* Required task
For each line below that includes the word "également", make a copy.

Dataset records:
## begin
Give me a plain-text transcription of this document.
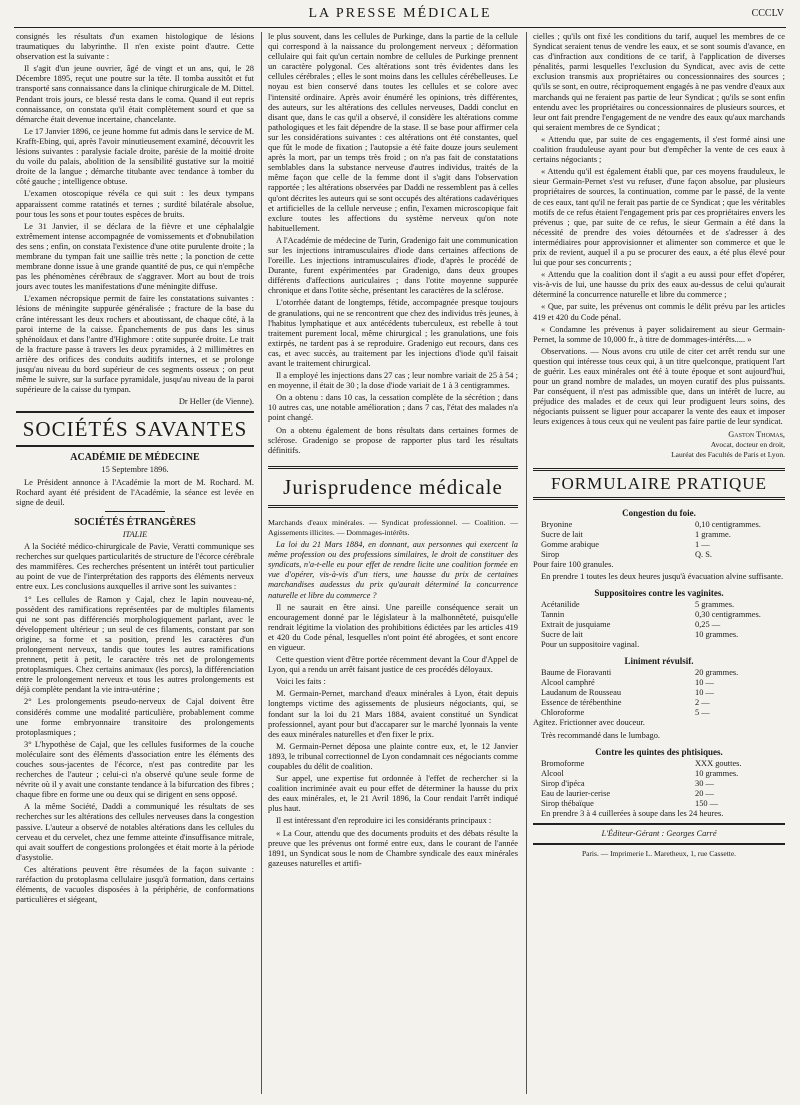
LA PRESSE MÉDICALE	CCCLV

consignés les résultats d'un examen histologique de lésions traumatiques du labyrinthe. Il n'en existe point d'autre. Cette observation est la suivante :

Il s'agit d'un jeune ouvrier, âgé de vingt et un ans, qui, le 28 Décembre 1895, reçut une poutre sur la tête. Il tomba aussitôt et fut transporté sans connaissance dans la clinique chirurgicale de M. Dittel. Pendant trois jours, ce blessé resta dans le coma. Quand il eut repris connaissance, on constata qu'il était complètement sourd et que sa démarche était devenue incertaine, chancelante.

Le 17 Janvier 1896, ce jeune homme fut admis dans le service de M. Krafft-Ebing, qui, après l'avoir minutieusement examiné, découvrit les lésions suivantes : paralysie faciale droite, parésie de la moitié droite du voile du palais, abolition de la sensibilité gustative sur la moitié droite de la langue ; démarche titubante avec tendance à tomber du côté gauche ; intelligence obtuse.

L'examen otoscopique révéla ce qui suit : les deux tympans apparaissent comme ratatinés et ternes ; surdité bilatérale absolue, pour tous les sons et pour toutes espèces de bruits.

Le 31 Janvier, il se déclara de la fièvre et une céphalalgie extrêmement intense accompagnée de vomissements et d'obnubilation des sens ; enfin, on constata l'existence d'une otite purulente droite ; la membrane du tympan fait une saillie très nette ; la ponction de cette membrane donne issue à une grande quantité de pus, ce qui n'empêche pas les phénomènes cérébraux de s'aggraver. Mort au bout de trois jours avec toutes les manifestations d'une méningite diffuse.

L'examen nécropsique permit de faire les constatations suivantes : lésions de méningite suppurée généralisée ; fracture de la base du crâne intéressant les deux rochers et aboutissant, de chaque côté, à la paroi interne de la caisse. Épanchements de pus dans les sinus sphénoïdaux et dans l'antre d'Highmore : otite suppurée droite. Le trait de la fracture passe à travers les deux pyramides, à 2 millimètres en arrière des orifices des conduits auditifs internes, et se prolonge jusqu'au niveau du bord supérieur de ces segments osseux ; on peut même le suivre, sur la surface pyramidale, jusqu'au niveau de la paroi supérieure de la caisse du tympan.

Dr Heller (de Vienne).

SOCIÉTÉS SAVANTES
ACADÉMIE DE MÉDECINE

15 Septembre 1896.

Le Président annonce à l'Académie la mort de M. Rochard. M. Rochard ayant été président de l'Académie, la séance est levée en signe de deuil.

SOCIÉTÉS ÉTRANGÈRES

ITALIE

A la Société médico-chirurgicale de Pavie, Veratti communique ses recherches sur quelques particularités de structure de l'écorce cérébrale des mammifères. Ces recherches présentent un intérêt tout particulier au point de vue de l'interprétation des rapports des éléments nerveux entre eux. Les conclusions auxquelles il arrive sont les suivantes :

1° Les cellules de Ramon y Cajal, chez le lapin nouveau-né, possèdent des ramifications représentées par de multiples filaments qui ne sont pas différenciés morphologiquement parlant, avec le développement ultérieur ; un seul de ces filaments, constant par son origine, sa forme et sa position, prend les caractères d'un prolongement nerveux, tandis que toutes les autres ramifications prennent, petit à petit, le caractère très net de prolongements protoplasmiques. Chez certains animaux (les porcs), la différenciation entre le prolongement nerveux et tous les autres prolongements est déjà complète pendant la vie intra-utérine ;

2° Les prolongements pseudo-nerveux de Cajal doivent être considérés comme une modalité particulière, probablement comme une forme embryonnaire transitoire des prolongements protoplasmiques ;

3° L'hypothèse de Cajal, que les cellules fusiformes de la couche moléculaire sont des éléments d'association entre les éléments des couches sous-jacentes de l'écorce, n'est pas contredite par les recherches de l'auteur ; celui-ci n'a observé qu'une seule forme de névrite où il y avait une constante tendance à la bifurcation des fibres ; chaque fibre en forme une ou deux qui se dirigent en sens opposé.

A la même Société, Daddi a communiqué les résultats de ses recherches sur les altérations des cellules nerveuses dans la congestion passive. L'auteur a observé de notables altérations dans les cellules du cerveau et du cervelet, chez une femme atteinte d'insuffisance mitrale, qui avait souffert de congestions prolongées et était morte à la période d'asystolie.

Ces altérations peuvent être résumées de la façon suivante : raréfaction du protoplasma cellulaire jusqu'à formation, dans certains éléments, de vacuoles disposées à la périphérie, de conformations particulières et siégeant,

le plus souvent, dans les cellules de Purkinge, dans la partie de la cellule qui correspond à la naissance du prolongement nerveux ; déformation cellulaire qui fait qu'un certain nombre de cellules de Purkinge prennent un caractère polygonal. Ces altérations sont très évidentes dans les cellules cérébrales ; elles le sont moins dans les cellules cérébelleuses. Le noyau est bien conservé dans toutes les cellules et se colore avec l'intensité ordinaire. Après avoir énuméré les opinions, très différentes, des auteurs, sur les altérations des cellules nerveuses, Daddi conclut en disant que, dans le cas qu'il a observé, il considère les altérations comme pathologiques et les fait dépendre de la stase. Il se base pour affirmer cela sur les considérations suivantes : ces altérations ont été constantes, quel que fût le mode de fixation ; l'autopsie a été faite douze jours seulement après la mort, par un temps très froid ; on n'a pas fait de constatations semblables dans la substance nerveuse d'autres individus, traités de la même façon que celle de la femme dont il s'agit dans l'observation rapportée ; les altérations observées par Daddi ne ressemblent pas à celles qu'ont décrites les auteurs qui se sont occupés des altérations cadavériques et artificielles de la cellule nerveuse ; enfin, l'examen microscopique fait exclure toutes les affections du système nerveux qu'on note habituellement.

A l'Académie de médecine de Turin, Gradenigo fait une communication sur les injections intramusculaires d'iode dans certaines affections de l'oreille. Les injections intramusculaires d'iode, d'après le procédé de Durante, furent expérimentées par Gradenigo, dans deux groupes différents d'affections auriculaires ; dans l'otite moyenne suppurée chronique et dans l'otite sèche, présentant les caractères de la sclérose.

L'otorrhée datant de longtemps, fétide, accompagnée presque toujours de granulations, qui ne se rencontrent que chez des individus très jeunes, à l'habitus lymphatique et aux antécédents tuberculeux, est rebelle à tout traitement purement local, même chirurgical ; les granulations, une fois extirpés, ne tardent pas à se reproduire. Gradenigo eut recours, dans ces cas, et avec succès, au traitement par les injections d'iode qu'il faisait avant le traitement chirurgical.

Il a employé les injections dans 27 cas ; leur nombre variait de 25 à 54 ; en moyenne, il était de 30 ; la dose d'iode variait de 1 à 3 centigrammes.

On a obtenu : dans 10 cas, la cessation complète de la sécrétion ; dans 10 autres cas, une notable amélioration ; dans 7 cas, l'état des malades n'a point changé.

On a obtenu également de bons résultats dans certaines formes de sclérose. Gradenigo se propose de rapporter plus tard les résultats définitifs.

Jurisprudence médicale

Marchands d'eaux minérales. — Syndicat professionnel. — Coalition. — Agissements illicites. — Dommages-intérêts.

La loi du 21 Mars 1884, en donnant, aux personnes qui exercent la même profession ou des professions similaires, le droit de constituer des syndicats, n'a-t-elle eu pour effet de rendre licite une coalition formée en vue d'opérer, vis-à-vis d'un tiers, une hausse du prix de certaines marchandises audessus du prix qu'aurait déterminé la concurrence naturelle et libre du commerce ?

Il ne saurait en être ainsi. Une pareille conséquence serait un encouragement donné par le législateur à la malhonnêteté, puisqu'elle rendrait légitime la violation des prohibitions édictées par les articles 419 et 420 du Code pénal, lesquelles n'ont point été abrogées, et sont encore en vigueur.

Cette question vient d'être portée récemment devant la Cour d'Appel de Lyon, qui a rendu un arrêt faisant justice de ces procédés déloyaux.

Voici les faits :

M. Germain-Pernet, marchand d'eaux minérales à Lyon, était depuis longtemps victime des agissements de plusieurs négociants, qui, se fondant sur la loi du 21 Mars 1884, avaient constitué un Syndicat professionnel, ayant pour but d'accaparer sur le marché lyonnais la vente des eaux minérales naturelles et d'en fixer le prix.

M. Germain-Pernet déposa une plainte contre eux, et, le 12 Janvier 1893, le tribunal correctionnel de Lyon condamnait ces négociants comme coupables du délit de coalition.

Sur appel, une expertise fut ordonnée à l'effet de rechercher si la coalition incriminée avait eu pour effet de déterminer la hausse du prix des eaux minérales, et, le 21 Avril 1896, la Cour rendait l'arrêt indiqué plus haut.

Il est intéressant d'en reproduire ici les considérants principaux :

« La Cour, attendu que des documents produits et des débats résulte la preuve que les prévenus ont formé entre eux, dans le courant de l'année 1891, un Syndicat sous le nom de Chambre syndicale des eaux minérales gazeuses naturelles et artifi-

cielles ; qu'ils ont fixé les conditions du tarif, auquel les membres de ce Syndicat seraient tenus de vendre les eaux, et se sont soumis d'avance, en cas d'infraction aux conditions de ce tarif, à l'application de diverses pénalités, parmi lesquelles l'exclusion du Syndicat, avec avis de cette exclusion transmis aux propriétaires ou concessionnaires des sources ; qu'ils se sont, en outre, réciproquement engagés à ne pas vendre d'eaux aux marchands qui ne feraient pas partie de leur Syndicat ; qu'ils se sont enfin entendu avec les propriétaires ou concessionnaires de plusieurs sources, et leur ont fait prendre l'engagement de ne vendre des eaux qu'aux marchands qui seraient membres de ce Syndicat ;

« Attendu que, par suite de ces engagements, il s'est formé ainsi une coalition frauduleuse ayant pour but d'empêcher la vente de ces eaux à certains négociants ;

« Attendu qu'il est également établi que, par ces moyens frauduleux, le sieur Germain-Pernet s'est vu refuser, d'une façon absolue, par plusieurs propriétaires de sources, la continuation, comme par le passé, de la vente de ces eaux, tant qu'il ne ferait pas partie de ce Syndicat ; que les véritables motifs de ce refus étaient l'engagement pris par ces propriétaires envers les prévenus ; que, par suite de ce refus, le sieur Germain a été dans la nécessité de prendre des voies détournées et de s'adresser à des intermédiaires pour approvisionner et alimenter son commerce et que le prix de revient, auquel il a pu se procurer des eaux, a été plus élevé pour lui que pour ses concurrents ;

« Attendu que la coalition dont il s'agit a eu aussi pour effet d'opérer, vis-à-vis de lui, une hausse du prix des eaux au-dessus de celui qu'aurait déterminé la concurrence naturelle et libre du commerce ;

« Que, par suite, les prévenus ont commis le délit prévu par les articles 419 et 420 du Code pénal.

« Condamne les prévenus à payer solidairement au sieur Germain-Pernet, la somme de 10,000 fr., à titre de dommages-intérêts..... »

Observations. — Nous avons cru utile de citer cet arrêt rendu sur une question qui intéresse tous ceux qui, à un titre quelconque, pratiquent l'art de guérir. Les eaux minérales ont été à toute époque et sont aujourd'hui, pour un grand nombre de malades, un moyen curatif des plus puissants. Par conséquent, il n'est pas admissible que, dans un intérêt de lucre, au préjudice des malades et de ceux qui leur prodiguent leurs soins, des négociants puissent se liguer pour accaparer la vente des eaux et imposer leurs exigences à tous ceux qui ne veulent pas faire partie de leur syndicat.

Gaston Thomas,
Avocat, docteur en droit,
Lauréat des Facultés de Paris et Lyon.
FORMULAIRE PRATIQUE
Congestion du foie.
Bryonine	0,10 centigrammes.
Sucre de lait	1 gramme.
Gomme arabique	1 —
Sirop	Q. S.

Pour faire 100 granules.

En prendre 1 toutes les deux heures jusqu'à évacuation alvine suffisante.

Suppositoires contre les vaginites.
Acétanilide	5 grammes.
Tannin	0,30 centigrammes.
Extrait de jusquiame	0,25 —
Sucre de lait	10 grammes.

Pour un suppositoire vaginal.

Liniment révulsif.
Baume de Fioravanti	20 grammes.
Alcool camphré	10 —
Laudanum de Rousseau	10 —
Essence de térébenthine	2 —
Chloroforme	5 —

Agitez. Frictionner avec douceur.

Très recommandé dans le lumbago.

Contre les quintes des phtisiques.
Bromoforme	XXX gouttes.
Alcool	10 grammes.
Sirop d'ipéca	30 —
Eau de laurier-cerise	20 —
Sirop thébaïque	150 —

En prendre 3 à 4 cuillerées à soupe dans les 24 heures.

L'Éditeur-Gérant : Georges Carré
Paris. — Imprimerie L. Maretheux, 1, rue Cassette.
## end
* Correct answer
On a obtenu également de bons résultats dans certaines formes de sclérose. Gradenigo se propose de rapporter plus tard les résultats définitifs.
« Attendu qu'il est également établi que, par ces moyens frauduleux, le sieur Germain-Pernet s'est vu refuser, d'une façon absolue, par plusieurs propriétaires de sources, la continuation, comme par le passé, de la vente de ces eaux, tant qu'il ne ferait pas partie de ce Syndicat ; que les véritables motifs de ce refus étaient l'engagement pris par ces propriétaires envers les prévenus ; que, par suite de ce refus, le sieur Germain a été dans la nécessité de prendre des voies détournées et de s'adresser à des intermédiaires pour approvisionner et alimenter son commerce et que le prix de revient, auquel il a pu se procurer des eaux, a été plus élevé pour lui que pour ses concurrents ;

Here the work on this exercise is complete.